(Data extracted from a collection)
++++++++++++++++++++
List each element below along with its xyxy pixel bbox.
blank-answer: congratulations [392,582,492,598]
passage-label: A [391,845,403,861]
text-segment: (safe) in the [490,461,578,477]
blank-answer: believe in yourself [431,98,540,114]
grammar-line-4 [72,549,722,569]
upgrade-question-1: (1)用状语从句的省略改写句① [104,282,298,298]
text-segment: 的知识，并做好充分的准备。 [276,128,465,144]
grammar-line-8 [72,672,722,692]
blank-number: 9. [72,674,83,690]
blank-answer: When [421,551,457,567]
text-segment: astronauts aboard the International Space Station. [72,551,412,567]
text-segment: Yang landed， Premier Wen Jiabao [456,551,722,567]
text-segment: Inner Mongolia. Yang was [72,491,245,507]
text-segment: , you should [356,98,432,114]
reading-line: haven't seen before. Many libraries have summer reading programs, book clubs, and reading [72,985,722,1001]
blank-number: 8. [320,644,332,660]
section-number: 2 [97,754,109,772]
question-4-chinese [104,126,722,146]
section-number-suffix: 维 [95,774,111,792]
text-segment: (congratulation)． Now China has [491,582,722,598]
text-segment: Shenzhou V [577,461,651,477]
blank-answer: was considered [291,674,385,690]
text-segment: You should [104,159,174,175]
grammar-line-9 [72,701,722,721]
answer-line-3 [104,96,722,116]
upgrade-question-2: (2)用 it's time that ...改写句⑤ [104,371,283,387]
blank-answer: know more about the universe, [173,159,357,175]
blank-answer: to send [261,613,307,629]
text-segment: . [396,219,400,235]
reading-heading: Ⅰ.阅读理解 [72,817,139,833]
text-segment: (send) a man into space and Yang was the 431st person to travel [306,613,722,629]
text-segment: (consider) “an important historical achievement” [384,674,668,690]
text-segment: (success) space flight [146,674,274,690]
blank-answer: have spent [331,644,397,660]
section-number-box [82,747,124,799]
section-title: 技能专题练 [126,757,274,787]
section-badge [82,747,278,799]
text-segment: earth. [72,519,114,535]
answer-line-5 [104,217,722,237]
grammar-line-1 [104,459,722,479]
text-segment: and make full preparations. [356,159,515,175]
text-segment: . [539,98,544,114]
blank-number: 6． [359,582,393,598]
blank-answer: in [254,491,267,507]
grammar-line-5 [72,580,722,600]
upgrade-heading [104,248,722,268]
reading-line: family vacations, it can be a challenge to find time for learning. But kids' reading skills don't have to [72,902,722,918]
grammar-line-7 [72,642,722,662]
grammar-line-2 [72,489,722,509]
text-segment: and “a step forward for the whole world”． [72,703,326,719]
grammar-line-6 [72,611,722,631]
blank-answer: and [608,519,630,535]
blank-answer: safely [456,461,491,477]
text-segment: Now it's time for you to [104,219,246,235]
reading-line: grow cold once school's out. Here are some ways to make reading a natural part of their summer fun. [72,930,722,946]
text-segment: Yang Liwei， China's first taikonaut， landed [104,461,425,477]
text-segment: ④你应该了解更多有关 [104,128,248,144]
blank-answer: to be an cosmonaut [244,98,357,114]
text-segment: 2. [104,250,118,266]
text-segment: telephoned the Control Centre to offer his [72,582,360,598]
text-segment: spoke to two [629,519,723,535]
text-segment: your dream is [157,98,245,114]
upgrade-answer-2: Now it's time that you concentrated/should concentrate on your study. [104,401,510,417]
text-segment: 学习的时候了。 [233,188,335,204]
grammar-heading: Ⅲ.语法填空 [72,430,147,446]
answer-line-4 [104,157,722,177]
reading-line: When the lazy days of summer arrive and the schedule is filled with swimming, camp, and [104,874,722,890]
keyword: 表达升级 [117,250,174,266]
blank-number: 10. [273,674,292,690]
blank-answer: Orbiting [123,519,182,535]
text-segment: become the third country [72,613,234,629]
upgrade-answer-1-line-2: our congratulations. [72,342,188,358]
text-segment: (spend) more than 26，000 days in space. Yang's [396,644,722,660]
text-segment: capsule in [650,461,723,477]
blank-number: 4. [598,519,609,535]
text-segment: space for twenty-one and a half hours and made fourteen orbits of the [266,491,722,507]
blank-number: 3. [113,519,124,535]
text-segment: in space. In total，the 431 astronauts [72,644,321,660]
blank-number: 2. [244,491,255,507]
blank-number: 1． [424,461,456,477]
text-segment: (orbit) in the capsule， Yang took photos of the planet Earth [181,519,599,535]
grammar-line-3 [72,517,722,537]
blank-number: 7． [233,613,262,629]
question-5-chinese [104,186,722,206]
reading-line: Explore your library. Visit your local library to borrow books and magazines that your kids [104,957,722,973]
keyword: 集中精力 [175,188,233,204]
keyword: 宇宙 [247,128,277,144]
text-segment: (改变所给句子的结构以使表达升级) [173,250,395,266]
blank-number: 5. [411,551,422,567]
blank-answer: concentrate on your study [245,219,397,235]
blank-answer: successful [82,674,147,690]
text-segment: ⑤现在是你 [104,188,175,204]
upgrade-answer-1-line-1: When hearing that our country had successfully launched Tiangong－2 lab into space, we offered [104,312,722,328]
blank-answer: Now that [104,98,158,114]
++++++++++++++++++++
- [DIRECTION] Extract every line from all of the records above and reproduce each one word for word.

- [OUTPUT OF THE EXERCISE]
List each element below along with its xyxy pixel bbox.
blank-answer: congratulations [392,582,492,598]
passage-label: A [391,845,403,861]
text-segment: (safe) in the [490,461,578,477]
blank-answer: believe in yourself [431,98,540,114]
grammar-line-4 [72,549,722,569]
upgrade-question-1: (1)用状语从句的省略改写句① [104,282,298,298]
text-segment: 的知识，并做好充分的准备。 [276,128,465,144]
grammar-line-8 [72,672,722,692]
blank-number: 9. [72,674,83,690]
blank-answer: When [421,551,457,567]
text-segment: astronauts aboard the International Space Station. [72,551,412,567]
text-segment: Yang landed， Premier Wen Jiabao [456,551,722,567]
text-segment: Inner Mongolia. Yang was [72,491,245,507]
text-segment: , you should [356,98,432,114]
reading-line: haven't seen before. Many libraries have summer reading programs, book clubs, and reading [72,985,722,1001]
blank-number: 8. [320,644,332,660]
section-number: 2 [97,754,109,772]
question-4-chinese [104,126,722,146]
section-number-suffix: 维 [95,774,111,792]
text-segment: (congratulation)． Now China has [491,582,722,598]
text-segment: Shenzhou V [577,461,651,477]
blank-answer: was considered [291,674,385,690]
text-segment: You should [104,159,174,175]
grammar-line-9 [72,701,722,721]
answer-line-3 [104,96,722,116]
upgrade-question-2: (2)用 it's time that ...改写句⑤ [104,371,283,387]
blank-answer: know more about the universe, [173,159,357,175]
blank-answer: to send [261,613,307,629]
text-segment: . [396,219,400,235]
reading-heading: Ⅰ.阅读理解 [72,817,139,833]
text-segment: (send) a man into space and Yang was the 431st person to travel [306,613,722,629]
text-segment: (consider) “an important historical achievement” [384,674,668,690]
text-segment: (success) space flight [146,674,274,690]
blank-answer: have spent [331,644,397,660]
section-number-box [82,747,124,799]
section-title: 技能专题练 [126,757,274,787]
section-badge [82,747,278,799]
text-segment: earth. [72,519,114,535]
answer-line-5 [104,217,722,237]
grammar-line-1 [104,459,722,479]
text-segment: and make full preparations. [356,159,515,175]
text-segment: . [539,98,544,114]
blank-number: 6． [359,582,393,598]
blank-answer: in [254,491,267,507]
grammar-line-5 [72,580,722,600]
upgrade-heading [104,248,722,268]
reading-line: family vacations, it can be a challenge to find time for learning. But kids' reading skills don't have to [72,902,722,918]
grammar-line-7 [72,642,722,662]
grammar-line-2 [72,489,722,509]
text-segment: and “a step forward for the whole world”． [72,703,326,719]
grammar-line-6 [72,611,722,631]
blank-answer: and [608,519,630,535]
blank-answer: safely [456,461,491,477]
text-segment: Now it's time for you to [104,219,246,235]
reading-line: grow cold once school's out. Here are some ways to make reading a natural part of their summer fun. [72,930,722,946]
text-segment: Yang Liwei， China's first taikonaut， landed [104,461,425,477]
text-segment: ④你应该了解更多有关 [104,128,248,144]
blank-answer: to be an cosmonaut [244,98,357,114]
text-segment: 2. [104,250,118,266]
text-segment: telephoned the Control Centre to offer his [72,582,360,598]
text-segment: spoke to two [629,519,723,535]
text-segment: your dream is [157,98,245,114]
upgrade-answer-2: Now it's time that you concentrated/should concentrate on your study. [104,401,510,417]
text-segment: 学习的时候了。 [233,188,335,204]
grammar-heading: Ⅲ.语法填空 [72,430,147,446]
answer-line-4 [104,157,722,177]
reading-line: When the lazy days of summer arrive and the schedule is filled with swimming, camp, and [104,874,722,890]
keyword: 表达升级 [117,250,174,266]
blank-number: 10. [273,674,292,690]
blank-answer: Orbiting [123,519,182,535]
text-segment: become the third country [72,613,234,629]
upgrade-answer-1-line-2: our congratulations. [72,342,188,358]
text-segment: (spend) more than 26，000 days in space. Yang's [396,644,722,660]
text-segment: capsule in [650,461,723,477]
blank-number: 4. [598,519,609,535]
text-segment: space for twenty-one and a half hours and made fourteen orbits of the [266,491,722,507]
blank-number: 3. [113,519,124,535]
text-segment: in space. In total，the 431 astronauts [72,644,321,660]
blank-number: 2. [244,491,255,507]
blank-number: 1． [424,461,456,477]
text-segment: (orbit) in the capsule， Yang took photos of the planet Earth [181,519,599,535]
grammar-line-3 [72,517,722,537]
blank-number: 7． [233,613,262,629]
question-5-chinese [104,186,722,206]
reading-line: Explore your library. Visit your local library to borrow books and magazines that your kids [104,957,722,973]
keyword: 集中精力 [175,188,233,204]
keyword: 宇宙 [247,128,277,144]
text-segment: (改变所给句子的结构以使表达升级) [173,250,395,266]
blank-number: 5. [411,551,422,567]
blank-answer: concentrate on your study [245,219,397,235]
blank-answer: successful [82,674,147,690]
text-segment: ⑤现在是你 [104,188,175,204]
upgrade-answer-1-line-1: When hearing that our country had successfully launched Tiangong－2 lab into space, we offered [104,312,722,328]
blank-answer: Now that [104,98,158,114]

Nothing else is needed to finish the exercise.